(Stored records)
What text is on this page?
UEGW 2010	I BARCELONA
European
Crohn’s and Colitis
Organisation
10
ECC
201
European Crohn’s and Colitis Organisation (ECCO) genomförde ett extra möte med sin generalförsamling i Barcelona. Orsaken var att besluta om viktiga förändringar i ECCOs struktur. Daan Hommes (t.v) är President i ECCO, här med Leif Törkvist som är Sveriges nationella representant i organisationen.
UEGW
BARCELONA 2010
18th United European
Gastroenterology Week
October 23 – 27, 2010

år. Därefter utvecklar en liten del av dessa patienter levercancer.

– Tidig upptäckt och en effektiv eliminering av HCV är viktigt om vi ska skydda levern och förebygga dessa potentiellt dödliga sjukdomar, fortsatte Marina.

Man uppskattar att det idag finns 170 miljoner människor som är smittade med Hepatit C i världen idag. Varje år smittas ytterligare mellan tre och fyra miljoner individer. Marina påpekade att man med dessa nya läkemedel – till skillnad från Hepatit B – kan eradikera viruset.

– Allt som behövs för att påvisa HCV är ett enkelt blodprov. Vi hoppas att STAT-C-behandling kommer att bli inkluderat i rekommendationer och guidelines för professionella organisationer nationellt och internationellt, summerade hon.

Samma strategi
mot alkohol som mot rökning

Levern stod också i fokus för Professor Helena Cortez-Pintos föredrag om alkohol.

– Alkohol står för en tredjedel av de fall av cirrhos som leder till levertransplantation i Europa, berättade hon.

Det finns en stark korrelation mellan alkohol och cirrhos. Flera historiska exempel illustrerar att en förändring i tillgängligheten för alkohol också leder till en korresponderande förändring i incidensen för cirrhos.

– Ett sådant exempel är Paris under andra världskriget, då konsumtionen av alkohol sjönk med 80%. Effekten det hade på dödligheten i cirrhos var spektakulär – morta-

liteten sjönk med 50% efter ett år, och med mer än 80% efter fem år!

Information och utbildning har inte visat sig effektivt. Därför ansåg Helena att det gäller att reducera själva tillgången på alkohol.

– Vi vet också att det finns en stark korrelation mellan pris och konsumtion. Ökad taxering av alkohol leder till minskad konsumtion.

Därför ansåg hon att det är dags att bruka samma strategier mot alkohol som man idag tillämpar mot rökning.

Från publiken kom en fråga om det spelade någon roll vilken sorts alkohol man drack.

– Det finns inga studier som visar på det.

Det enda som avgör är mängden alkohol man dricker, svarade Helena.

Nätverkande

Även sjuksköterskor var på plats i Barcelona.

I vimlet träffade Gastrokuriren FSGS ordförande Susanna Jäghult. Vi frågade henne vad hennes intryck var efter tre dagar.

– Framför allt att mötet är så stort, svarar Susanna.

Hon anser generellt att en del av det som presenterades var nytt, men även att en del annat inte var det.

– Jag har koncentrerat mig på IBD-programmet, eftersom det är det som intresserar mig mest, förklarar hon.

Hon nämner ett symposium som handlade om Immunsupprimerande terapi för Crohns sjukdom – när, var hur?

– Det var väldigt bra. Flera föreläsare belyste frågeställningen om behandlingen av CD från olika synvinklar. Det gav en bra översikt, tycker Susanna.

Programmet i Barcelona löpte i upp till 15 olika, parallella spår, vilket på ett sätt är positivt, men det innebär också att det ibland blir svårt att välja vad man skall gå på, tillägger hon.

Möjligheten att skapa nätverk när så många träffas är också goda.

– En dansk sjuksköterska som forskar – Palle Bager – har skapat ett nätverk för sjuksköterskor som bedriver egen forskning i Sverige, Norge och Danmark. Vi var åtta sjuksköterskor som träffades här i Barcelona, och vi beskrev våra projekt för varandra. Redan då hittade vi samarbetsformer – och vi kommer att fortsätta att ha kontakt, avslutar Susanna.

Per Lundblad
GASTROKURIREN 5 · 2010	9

• What the task requires:
Which lines in the records above hold the string "Därför"? Copy each of them.

• Exercise answer:
Information och utbildning har inte visat sig effektivt. Därför ansåg Helena att det gäller att reducera själva tillgången på alkohol.
Därför ansåg hon att det är dags att bruka samma strategier mot alkohol som man idag tillämpar mot rökning.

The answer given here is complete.